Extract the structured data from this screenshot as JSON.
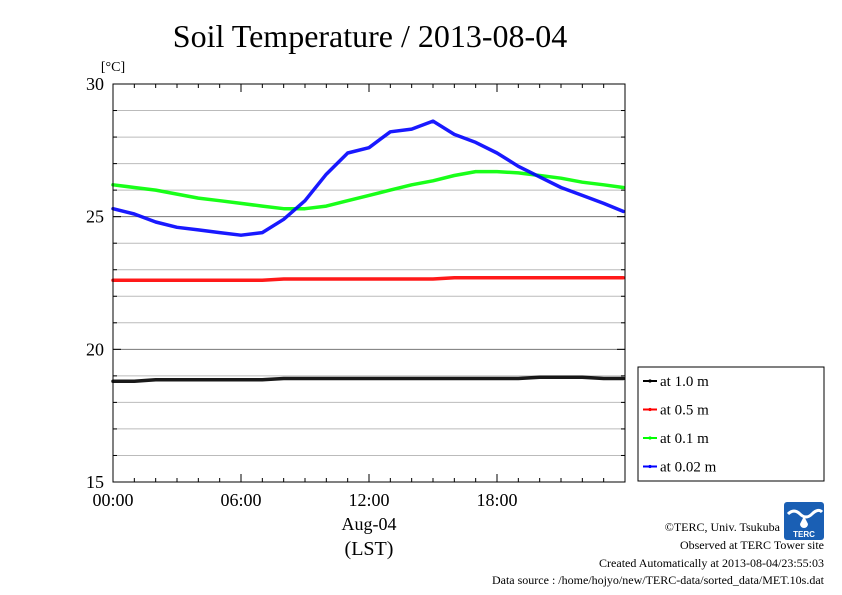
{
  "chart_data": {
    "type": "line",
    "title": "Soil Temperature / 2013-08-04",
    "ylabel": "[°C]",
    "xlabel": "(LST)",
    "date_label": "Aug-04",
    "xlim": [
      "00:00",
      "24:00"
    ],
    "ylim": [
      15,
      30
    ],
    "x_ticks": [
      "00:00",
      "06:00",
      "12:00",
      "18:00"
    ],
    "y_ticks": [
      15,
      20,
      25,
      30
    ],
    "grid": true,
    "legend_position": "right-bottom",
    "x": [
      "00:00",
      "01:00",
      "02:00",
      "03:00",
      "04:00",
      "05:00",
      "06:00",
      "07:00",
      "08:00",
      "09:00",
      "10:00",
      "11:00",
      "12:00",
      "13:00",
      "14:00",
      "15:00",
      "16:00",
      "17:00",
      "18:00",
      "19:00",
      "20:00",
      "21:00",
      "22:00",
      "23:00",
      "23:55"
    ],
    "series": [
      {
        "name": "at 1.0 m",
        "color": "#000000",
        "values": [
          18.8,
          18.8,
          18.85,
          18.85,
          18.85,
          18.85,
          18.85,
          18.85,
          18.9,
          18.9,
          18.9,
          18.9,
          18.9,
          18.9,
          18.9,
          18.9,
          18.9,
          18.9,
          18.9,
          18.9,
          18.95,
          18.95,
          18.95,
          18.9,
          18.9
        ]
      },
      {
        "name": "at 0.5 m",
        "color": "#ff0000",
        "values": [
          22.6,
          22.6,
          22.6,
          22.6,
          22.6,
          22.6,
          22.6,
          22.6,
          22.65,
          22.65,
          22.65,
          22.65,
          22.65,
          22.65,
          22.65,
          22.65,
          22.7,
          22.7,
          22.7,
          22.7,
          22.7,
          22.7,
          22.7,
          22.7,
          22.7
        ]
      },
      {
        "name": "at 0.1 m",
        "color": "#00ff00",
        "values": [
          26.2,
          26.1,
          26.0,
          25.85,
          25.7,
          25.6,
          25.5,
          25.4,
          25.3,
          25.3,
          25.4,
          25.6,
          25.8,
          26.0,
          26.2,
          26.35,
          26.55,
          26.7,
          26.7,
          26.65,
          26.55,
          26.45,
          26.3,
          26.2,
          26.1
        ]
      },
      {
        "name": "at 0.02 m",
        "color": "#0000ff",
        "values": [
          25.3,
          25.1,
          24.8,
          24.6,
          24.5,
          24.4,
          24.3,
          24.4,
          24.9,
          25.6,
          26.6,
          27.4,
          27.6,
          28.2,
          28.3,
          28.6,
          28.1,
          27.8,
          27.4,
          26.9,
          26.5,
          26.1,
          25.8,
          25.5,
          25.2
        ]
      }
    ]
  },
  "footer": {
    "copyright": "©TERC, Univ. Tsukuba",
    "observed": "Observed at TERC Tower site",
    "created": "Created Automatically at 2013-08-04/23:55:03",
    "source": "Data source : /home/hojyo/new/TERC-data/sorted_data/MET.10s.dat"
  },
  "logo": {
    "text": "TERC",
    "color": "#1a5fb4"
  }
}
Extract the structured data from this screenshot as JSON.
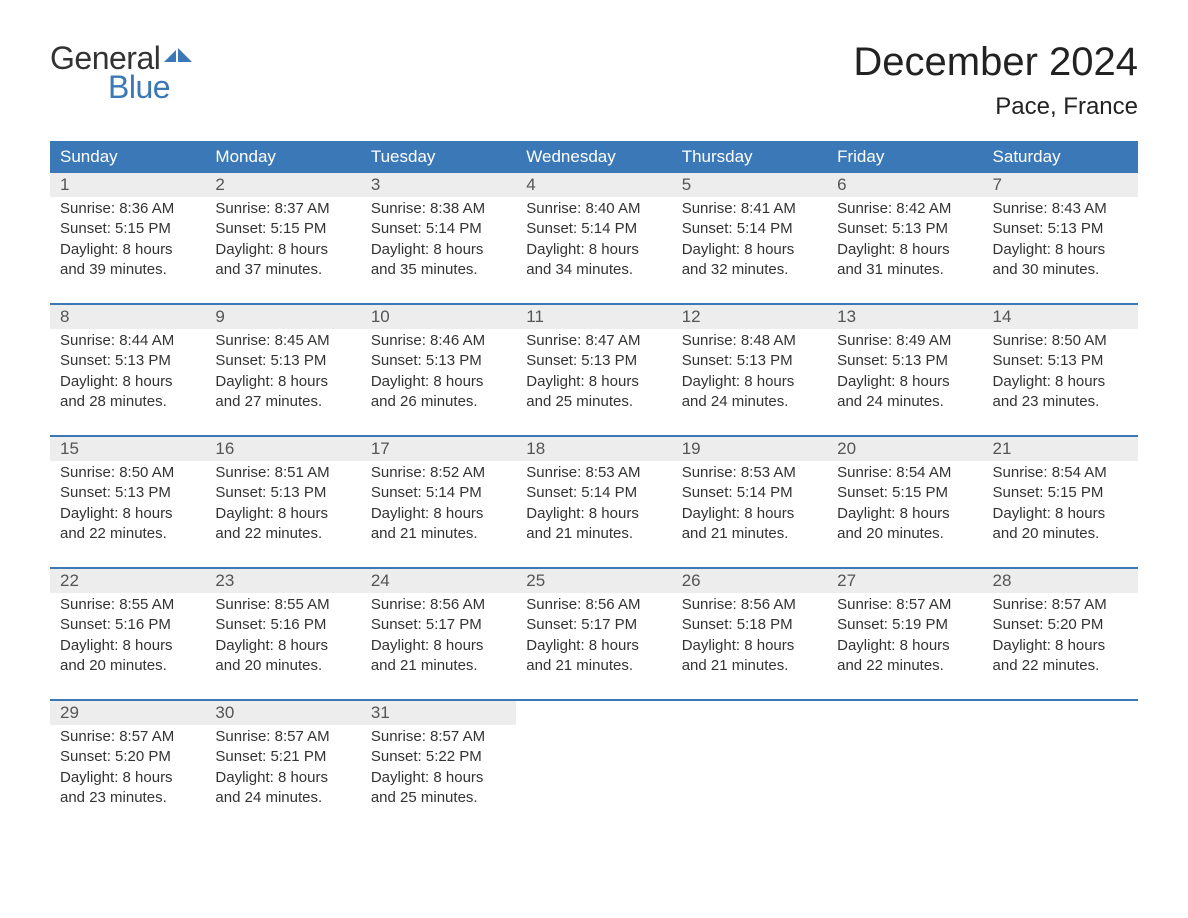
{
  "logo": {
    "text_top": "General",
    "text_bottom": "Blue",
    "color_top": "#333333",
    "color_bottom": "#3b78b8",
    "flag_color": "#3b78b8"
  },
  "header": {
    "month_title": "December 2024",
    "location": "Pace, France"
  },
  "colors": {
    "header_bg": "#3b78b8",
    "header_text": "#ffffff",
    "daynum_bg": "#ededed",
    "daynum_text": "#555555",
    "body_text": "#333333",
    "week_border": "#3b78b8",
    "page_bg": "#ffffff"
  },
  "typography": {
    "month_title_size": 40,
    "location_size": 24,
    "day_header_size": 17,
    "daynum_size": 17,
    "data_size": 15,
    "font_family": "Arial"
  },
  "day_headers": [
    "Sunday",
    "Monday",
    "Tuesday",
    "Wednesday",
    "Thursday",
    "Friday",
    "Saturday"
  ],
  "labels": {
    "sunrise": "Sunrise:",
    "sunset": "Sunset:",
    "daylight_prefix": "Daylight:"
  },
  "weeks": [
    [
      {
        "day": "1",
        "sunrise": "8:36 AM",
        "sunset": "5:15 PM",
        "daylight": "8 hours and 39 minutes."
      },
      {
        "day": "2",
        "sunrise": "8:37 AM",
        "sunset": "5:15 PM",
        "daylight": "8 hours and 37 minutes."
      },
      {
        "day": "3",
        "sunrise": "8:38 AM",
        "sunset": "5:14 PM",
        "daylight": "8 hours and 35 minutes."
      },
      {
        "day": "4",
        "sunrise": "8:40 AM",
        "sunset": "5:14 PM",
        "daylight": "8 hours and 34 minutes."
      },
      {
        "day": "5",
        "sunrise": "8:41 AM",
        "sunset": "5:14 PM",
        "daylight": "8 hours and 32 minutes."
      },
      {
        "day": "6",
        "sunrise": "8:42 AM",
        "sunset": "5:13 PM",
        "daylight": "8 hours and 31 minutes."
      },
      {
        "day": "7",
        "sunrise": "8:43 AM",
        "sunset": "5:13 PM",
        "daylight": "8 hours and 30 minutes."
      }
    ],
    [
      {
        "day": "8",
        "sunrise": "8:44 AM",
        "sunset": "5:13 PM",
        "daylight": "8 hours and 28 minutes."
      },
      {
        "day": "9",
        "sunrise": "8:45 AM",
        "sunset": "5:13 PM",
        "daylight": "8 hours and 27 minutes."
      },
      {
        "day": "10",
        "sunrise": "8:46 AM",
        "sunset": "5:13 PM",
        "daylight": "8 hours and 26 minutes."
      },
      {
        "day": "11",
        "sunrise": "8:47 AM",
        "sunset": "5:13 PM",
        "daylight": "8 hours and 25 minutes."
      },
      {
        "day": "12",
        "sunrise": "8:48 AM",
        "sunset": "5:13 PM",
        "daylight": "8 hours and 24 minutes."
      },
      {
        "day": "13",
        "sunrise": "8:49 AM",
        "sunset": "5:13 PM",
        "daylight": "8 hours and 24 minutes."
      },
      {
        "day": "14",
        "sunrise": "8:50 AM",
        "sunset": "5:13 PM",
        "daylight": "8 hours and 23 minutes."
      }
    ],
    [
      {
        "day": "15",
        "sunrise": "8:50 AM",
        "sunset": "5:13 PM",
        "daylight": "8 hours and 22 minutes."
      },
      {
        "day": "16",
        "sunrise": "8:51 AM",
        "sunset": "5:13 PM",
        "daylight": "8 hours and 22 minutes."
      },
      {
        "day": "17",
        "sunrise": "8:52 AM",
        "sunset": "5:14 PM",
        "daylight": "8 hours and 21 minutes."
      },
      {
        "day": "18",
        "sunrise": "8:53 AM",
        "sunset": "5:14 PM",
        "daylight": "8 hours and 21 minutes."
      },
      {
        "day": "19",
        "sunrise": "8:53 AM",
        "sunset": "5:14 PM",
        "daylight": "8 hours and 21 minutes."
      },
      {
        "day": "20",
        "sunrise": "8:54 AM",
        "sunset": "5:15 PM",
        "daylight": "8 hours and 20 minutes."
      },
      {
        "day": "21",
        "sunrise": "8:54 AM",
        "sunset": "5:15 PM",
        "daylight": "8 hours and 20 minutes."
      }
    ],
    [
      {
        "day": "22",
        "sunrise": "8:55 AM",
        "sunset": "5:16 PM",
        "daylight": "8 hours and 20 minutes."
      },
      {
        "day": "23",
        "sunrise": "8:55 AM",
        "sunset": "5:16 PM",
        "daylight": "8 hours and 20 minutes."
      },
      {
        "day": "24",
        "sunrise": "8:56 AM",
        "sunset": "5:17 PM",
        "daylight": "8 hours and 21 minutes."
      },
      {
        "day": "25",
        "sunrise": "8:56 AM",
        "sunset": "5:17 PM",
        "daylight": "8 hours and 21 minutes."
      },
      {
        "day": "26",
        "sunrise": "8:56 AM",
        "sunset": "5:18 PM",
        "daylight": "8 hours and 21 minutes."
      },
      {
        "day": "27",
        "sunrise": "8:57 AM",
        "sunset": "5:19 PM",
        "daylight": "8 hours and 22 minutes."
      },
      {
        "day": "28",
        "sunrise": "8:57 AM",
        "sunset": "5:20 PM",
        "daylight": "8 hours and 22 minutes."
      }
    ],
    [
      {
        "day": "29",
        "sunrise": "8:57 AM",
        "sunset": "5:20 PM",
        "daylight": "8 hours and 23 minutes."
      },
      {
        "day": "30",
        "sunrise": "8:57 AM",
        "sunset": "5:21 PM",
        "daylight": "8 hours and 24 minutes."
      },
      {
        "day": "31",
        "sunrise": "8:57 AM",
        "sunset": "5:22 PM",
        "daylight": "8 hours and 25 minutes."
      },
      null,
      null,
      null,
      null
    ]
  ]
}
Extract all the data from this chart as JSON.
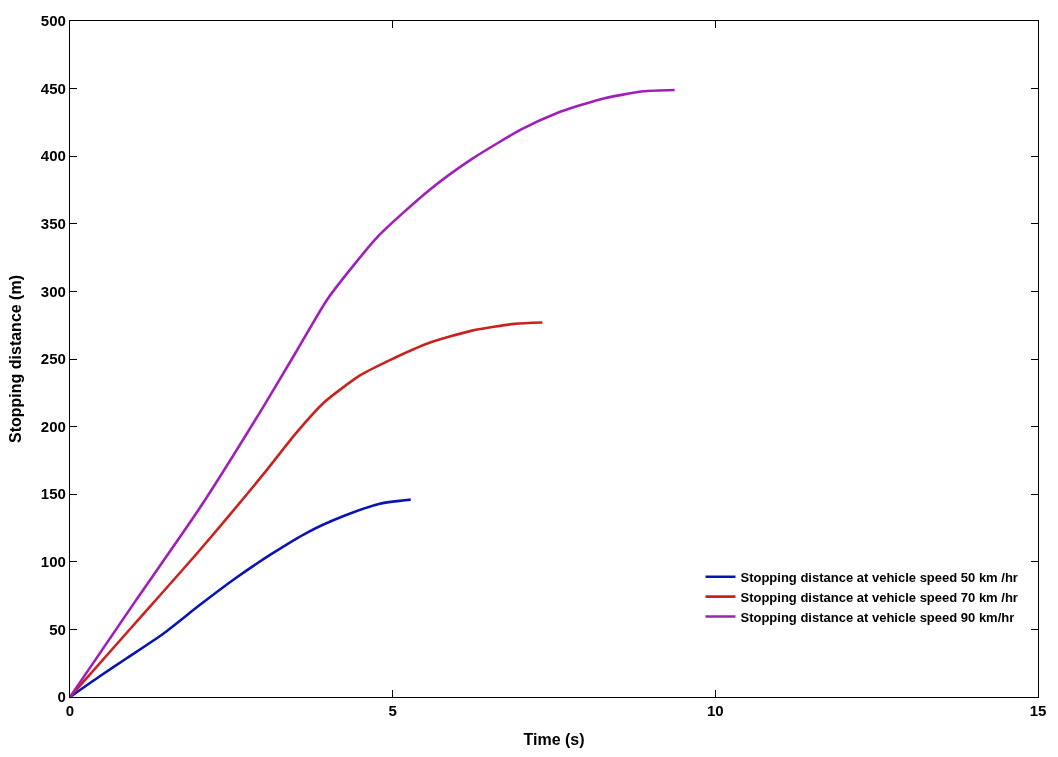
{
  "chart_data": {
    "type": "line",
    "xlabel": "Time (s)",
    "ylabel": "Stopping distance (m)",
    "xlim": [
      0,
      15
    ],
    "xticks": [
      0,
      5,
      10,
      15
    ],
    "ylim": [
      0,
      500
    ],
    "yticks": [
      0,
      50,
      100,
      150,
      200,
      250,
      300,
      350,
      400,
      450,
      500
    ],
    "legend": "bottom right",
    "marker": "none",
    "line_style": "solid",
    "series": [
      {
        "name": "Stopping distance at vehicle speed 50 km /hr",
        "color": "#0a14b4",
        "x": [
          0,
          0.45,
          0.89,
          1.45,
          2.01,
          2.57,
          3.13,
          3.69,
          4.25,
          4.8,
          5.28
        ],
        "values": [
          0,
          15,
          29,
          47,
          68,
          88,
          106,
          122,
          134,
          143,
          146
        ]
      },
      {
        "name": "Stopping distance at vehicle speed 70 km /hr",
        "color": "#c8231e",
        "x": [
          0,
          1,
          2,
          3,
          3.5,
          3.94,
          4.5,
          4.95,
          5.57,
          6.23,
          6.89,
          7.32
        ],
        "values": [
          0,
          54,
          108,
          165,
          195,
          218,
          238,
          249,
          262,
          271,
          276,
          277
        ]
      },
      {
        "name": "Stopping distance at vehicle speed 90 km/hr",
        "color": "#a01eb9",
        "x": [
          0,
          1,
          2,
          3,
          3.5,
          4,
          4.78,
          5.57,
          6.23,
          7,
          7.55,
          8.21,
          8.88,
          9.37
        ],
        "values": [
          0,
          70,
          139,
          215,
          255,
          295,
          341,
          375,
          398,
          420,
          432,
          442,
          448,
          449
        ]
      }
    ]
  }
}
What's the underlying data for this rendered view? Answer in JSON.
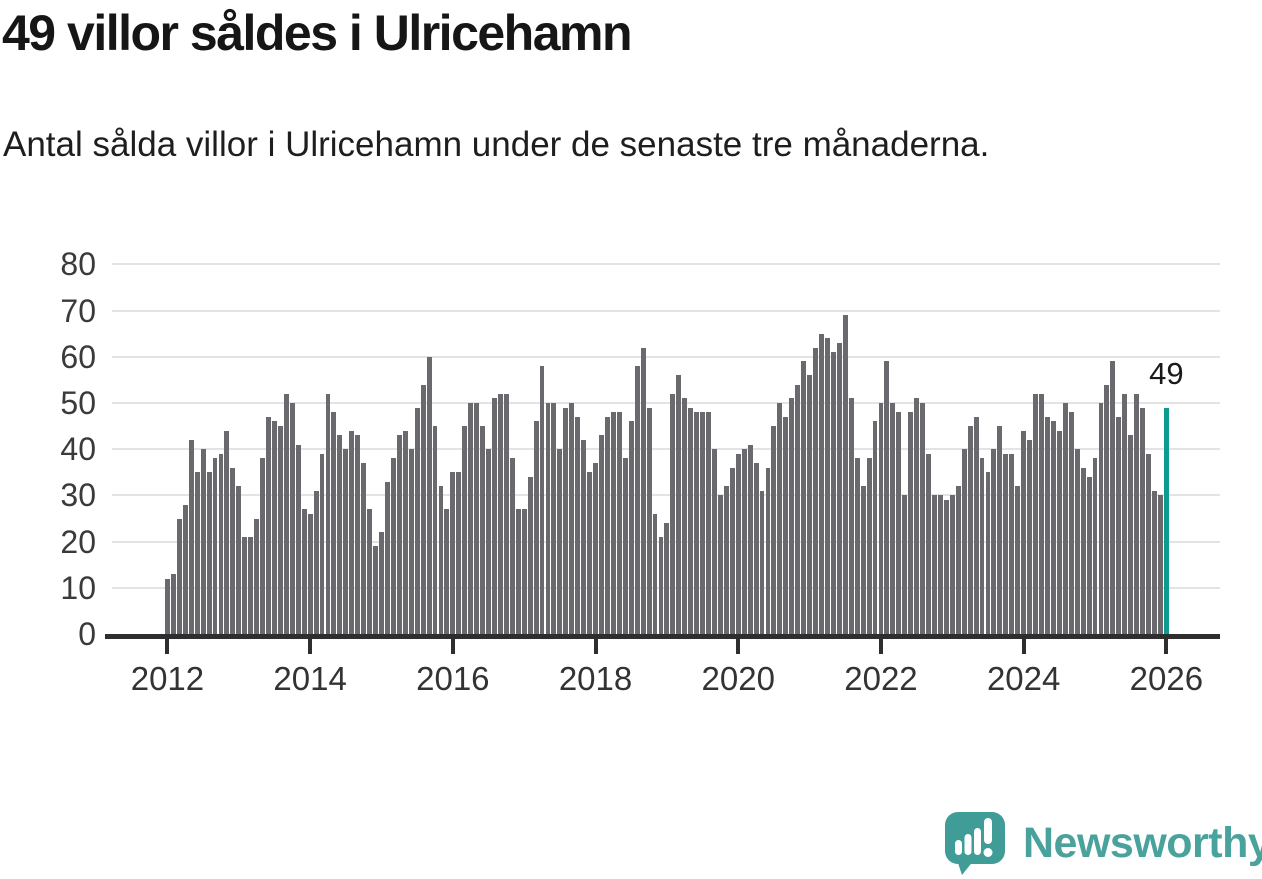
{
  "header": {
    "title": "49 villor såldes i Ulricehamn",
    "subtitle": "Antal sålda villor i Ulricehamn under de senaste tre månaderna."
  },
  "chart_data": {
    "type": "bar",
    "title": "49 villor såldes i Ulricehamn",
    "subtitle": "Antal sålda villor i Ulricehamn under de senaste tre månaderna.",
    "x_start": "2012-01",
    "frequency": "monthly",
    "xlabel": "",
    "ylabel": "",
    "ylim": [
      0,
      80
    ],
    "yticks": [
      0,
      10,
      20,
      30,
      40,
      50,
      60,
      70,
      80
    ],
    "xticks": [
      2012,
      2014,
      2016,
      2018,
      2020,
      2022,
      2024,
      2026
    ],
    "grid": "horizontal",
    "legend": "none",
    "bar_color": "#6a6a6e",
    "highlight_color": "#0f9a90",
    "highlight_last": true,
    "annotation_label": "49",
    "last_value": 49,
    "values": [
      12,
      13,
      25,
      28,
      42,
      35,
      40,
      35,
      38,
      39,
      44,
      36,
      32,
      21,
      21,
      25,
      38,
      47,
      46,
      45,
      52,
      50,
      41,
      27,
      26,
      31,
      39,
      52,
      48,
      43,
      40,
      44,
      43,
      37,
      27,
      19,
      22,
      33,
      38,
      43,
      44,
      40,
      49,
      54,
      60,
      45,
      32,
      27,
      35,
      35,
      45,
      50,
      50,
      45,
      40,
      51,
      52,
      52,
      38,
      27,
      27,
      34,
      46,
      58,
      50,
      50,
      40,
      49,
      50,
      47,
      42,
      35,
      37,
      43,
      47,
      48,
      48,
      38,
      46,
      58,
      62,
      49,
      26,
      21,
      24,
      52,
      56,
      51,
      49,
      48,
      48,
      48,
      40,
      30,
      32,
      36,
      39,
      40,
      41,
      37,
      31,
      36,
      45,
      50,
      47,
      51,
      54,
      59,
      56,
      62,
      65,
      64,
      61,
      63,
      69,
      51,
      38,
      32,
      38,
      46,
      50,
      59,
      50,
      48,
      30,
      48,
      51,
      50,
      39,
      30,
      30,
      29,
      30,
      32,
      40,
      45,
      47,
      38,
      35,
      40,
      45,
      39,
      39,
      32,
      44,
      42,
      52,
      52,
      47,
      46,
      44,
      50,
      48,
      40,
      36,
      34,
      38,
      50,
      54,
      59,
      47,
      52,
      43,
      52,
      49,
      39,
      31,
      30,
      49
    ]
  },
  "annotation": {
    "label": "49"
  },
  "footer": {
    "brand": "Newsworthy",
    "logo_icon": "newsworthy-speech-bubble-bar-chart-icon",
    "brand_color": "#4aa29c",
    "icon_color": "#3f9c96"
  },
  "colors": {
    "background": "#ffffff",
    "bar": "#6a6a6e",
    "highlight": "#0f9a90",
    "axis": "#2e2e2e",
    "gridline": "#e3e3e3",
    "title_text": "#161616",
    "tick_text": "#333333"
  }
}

_Written instruction_
Select, from the listing, all lines that include the word "villor".

_The completed task_
    "title": "49 villor såldes i Ulricehamn",
    "subtitle": "Antal sålda villor i Ulricehamn under de senaste tre månaderna."
    "title": "49 villor såldes i Ulricehamn",
    "subtitle": "Antal sålda villor i Ulricehamn under de senaste tre månaderna.",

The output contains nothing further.